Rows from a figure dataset
------------------------------------

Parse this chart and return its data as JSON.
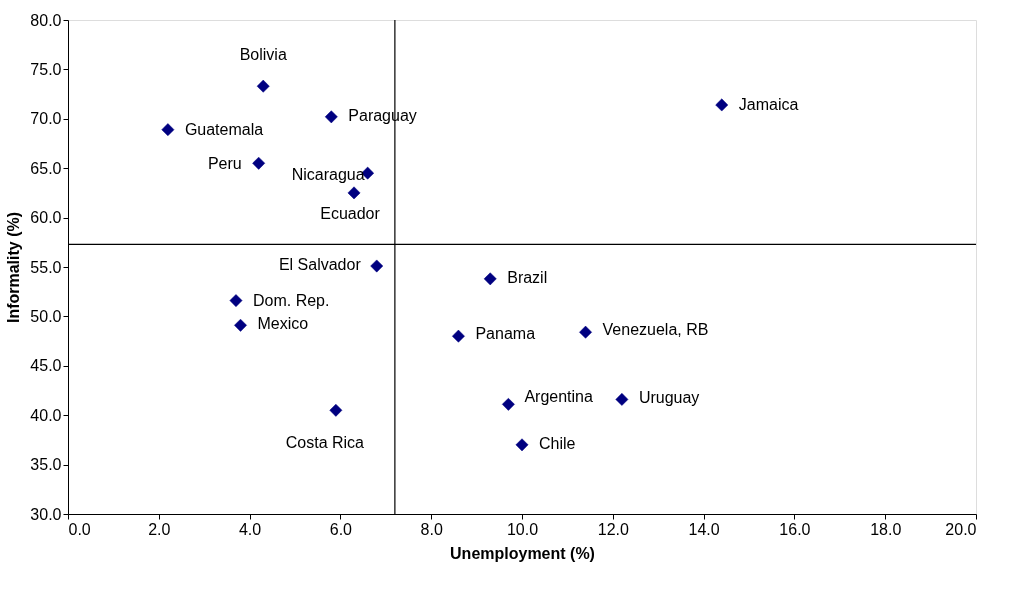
{
  "chart_data": {
    "type": "scatter",
    "xlabel": "Unemployment (%)",
    "ylabel": "Informality (%)",
    "x": [
      4.3,
      2.2,
      5.8,
      4.2,
      6.6,
      6.3,
      14.4,
      6.8,
      9.3,
      3.7,
      3.8,
      8.6,
      11.4,
      9.7,
      12.2,
      5.9,
      10.0
    ],
    "series": [
      {
        "color": "#000080",
        "values": [
          73.3,
          68.9,
          70.2,
          65.5,
          64.5,
          62.5,
          71.4,
          55.1,
          53.8,
          51.6,
          49.1,
          48.0,
          48.4,
          41.1,
          41.6,
          40.5,
          37.0
        ]
      }
    ],
    "annotations": [
      {
        "text": "Bolivia",
        "x": 4.3,
        "y": 73.3
      },
      {
        "text": "Guatemala",
        "x": 2.2,
        "y": 68.9
      },
      {
        "text": "Paraguay",
        "x": 5.8,
        "y": 70.2
      },
      {
        "text": "Peru",
        "x": 4.2,
        "y": 65.5
      },
      {
        "text": "Nicaragua",
        "x": 6.6,
        "y": 64.5
      },
      {
        "text": "Ecuador",
        "x": 6.3,
        "y": 62.5
      },
      {
        "text": "Jamaica",
        "x": 14.4,
        "y": 71.4
      },
      {
        "text": "El Salvador",
        "x": 6.8,
        "y": 55.1
      },
      {
        "text": "Brazil",
        "x": 9.3,
        "y": 53.8
      },
      {
        "text": "Dom. Rep.",
        "x": 3.7,
        "y": 51.6
      },
      {
        "text": "Mexico",
        "x": 3.8,
        "y": 49.1
      },
      {
        "text": "Panama",
        "x": 8.6,
        "y": 48.0
      },
      {
        "text": "Venezuela, RB",
        "x": 11.4,
        "y": 48.4
      },
      {
        "text": "Argentina",
        "x": 9.7,
        "y": 41.1
      },
      {
        "text": "Uruguay",
        "x": 12.2,
        "y": 41.6
      },
      {
        "text": "Costa Rica",
        "x": 5.9,
        "y": 40.5
      },
      {
        "text": "Chile",
        "x": 10.0,
        "y": 37.0
      }
    ],
    "xlim": [
      0,
      20
    ],
    "ylim": [
      30,
      80
    ],
    "xticks": [
      {
        "value": 0,
        "label": "0.0"
      },
      {
        "value": 2,
        "label": "2.0"
      },
      {
        "value": 4,
        "label": "4.0"
      },
      {
        "value": 6,
        "label": "6.0"
      },
      {
        "value": 8,
        "label": "8.0"
      },
      {
        "value": 10,
        "label": "10.0"
      },
      {
        "value": 12,
        "label": "12.0"
      },
      {
        "value": 14,
        "label": "14.0"
      },
      {
        "value": 16,
        "label": "16.0"
      },
      {
        "value": 18,
        "label": "18.0"
      },
      {
        "value": 20,
        "label": "20.0"
      }
    ],
    "yticks": [
      {
        "value": 30,
        "label": "30.0"
      },
      {
        "value": 35,
        "label": "35.0"
      },
      {
        "value": 40,
        "label": "40.0"
      },
      {
        "value": 45,
        "label": "45.0"
      },
      {
        "value": 50,
        "label": "50.0"
      },
      {
        "value": 55,
        "label": "55.0"
      },
      {
        "value": 60,
        "label": "60.0"
      },
      {
        "value": 65,
        "label": "65.0"
      },
      {
        "value": 70,
        "label": "70.0"
      },
      {
        "value": 75,
        "label": "75.0"
      },
      {
        "value": 80,
        "label": "80.0"
      }
    ],
    "ref_lines": [
      {
        "axis": "x",
        "value": 7.2,
        "color": "#000000"
      },
      {
        "axis": "y",
        "value": 57.3,
        "color": "#000000"
      }
    ],
    "marker": "diamond",
    "grid": false
  }
}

------------------------------------

Requirement - The pictures should not appear in the copy; every other part of the records above must be returned exactly.

Task answer -
Parse this chart and return its data as JSON.
{
  "chart_data": {
    "type": "scatter",
    "xlabel": "Unemployment (%)",
    "ylabel": "Informality (%)",
    "x": [
      4.3,
      2.2,
      5.8,
      4.2,
      6.6,
      6.3,
      14.4,
      6.8,
      9.3,
      3.7,
      3.8,
      8.6,
      11.4,
      9.7,
      12.2,
      5.9,
      10.0
    ],
    "series": [
      {
        "color": "#000080",
        "values": [
          73.3,
          68.9,
          70.2,
          65.5,
          64.5,
          62.5,
          71.4,
          55.1,
          53.8,
          51.6,
          49.1,
          48.0,
          48.4,
          41.1,
          41.6,
          40.5,
          37.0
        ]
      }
    ],
    "annotations": [
      {
        "text": "Bolivia",
        "x": 4.3,
        "y": 73.3
      },
      {
        "text": "Guatemala",
        "x": 2.2,
        "y": 68.9
      },
      {
        "text": "Paraguay",
        "x": 5.8,
        "y": 70.2
      },
      {
        "text": "Peru",
        "x": 4.2,
        "y": 65.5
      },
      {
        "text": "Nicaragua",
        "x": 6.6,
        "y": 64.5
      },
      {
        "text": "Ecuador",
        "x": 6.3,
        "y": 62.5
      },
      {
        "text": "Jamaica",
        "x": 14.4,
        "y": 71.4
      },
      {
        "text": "El Salvador",
        "x": 6.8,
        "y": 55.1
      },
      {
        "text": "Brazil",
        "x": 9.3,
        "y": 53.8
      },
      {
        "text": "Dom. Rep.",
        "x": 3.7,
        "y": 51.6
      },
      {
        "text": "Mexico",
        "x": 3.8,
        "y": 49.1
      },
      {
        "text": "Panama",
        "x": 8.6,
        "y": 48.0
      },
      {
        "text": "Venezuela, RB",
        "x": 11.4,
        "y": 48.4
      },
      {
        "text": "Argentina",
        "x": 9.7,
        "y": 41.1
      },
      {
        "text": "Uruguay",
        "x": 12.2,
        "y": 41.6
      },
      {
        "text": "Costa Rica",
        "x": 5.9,
        "y": 40.5
      },
      {
        "text": "Chile",
        "x": 10.0,
        "y": 37.0
      }
    ],
    "xlim": [
      0,
      20
    ],
    "ylim": [
      30,
      80
    ],
    "xticks": [
      {
        "value": 0,
        "label": "0.0"
      },
      {
        "value": 2,
        "label": "2.0"
      },
      {
        "value": 4,
        "label": "4.0"
      },
      {
        "value": 6,
        "label": "6.0"
      },
      {
        "value": 8,
        "label": "8.0"
      },
      {
        "value": 10,
        "label": "10.0"
      },
      {
        "value": 12,
        "label": "12.0"
      },
      {
        "value": 14,
        "label": "14.0"
      },
      {
        "value": 16,
        "label": "16.0"
      },
      {
        "value": 18,
        "label": "18.0"
      },
      {
        "value": 20,
        "label": "20.0"
      }
    ],
    "yticks": [
      {
        "value": 30,
        "label": "30.0"
      },
      {
        "value": 35,
        "label": "35.0"
      },
      {
        "value": 40,
        "label": "40.0"
      },
      {
        "value": 45,
        "label": "45.0"
      },
      {
        "value": 50,
        "label": "50.0"
      },
      {
        "value": 55,
        "label": "55.0"
      },
      {
        "value": 60,
        "label": "60.0"
      },
      {
        "value": 65,
        "label": "65.0"
      },
      {
        "value": 70,
        "label": "70.0"
      },
      {
        "value": 75,
        "label": "75.0"
      },
      {
        "value": 80,
        "label": "80.0"
      }
    ],
    "ref_lines": [
      {
        "axis": "x",
        "value": 7.2,
        "color": "#000000"
      },
      {
        "axis": "y",
        "value": 57.3,
        "color": "#000000"
      }
    ],
    "marker": "diamond",
    "grid": false
  }
}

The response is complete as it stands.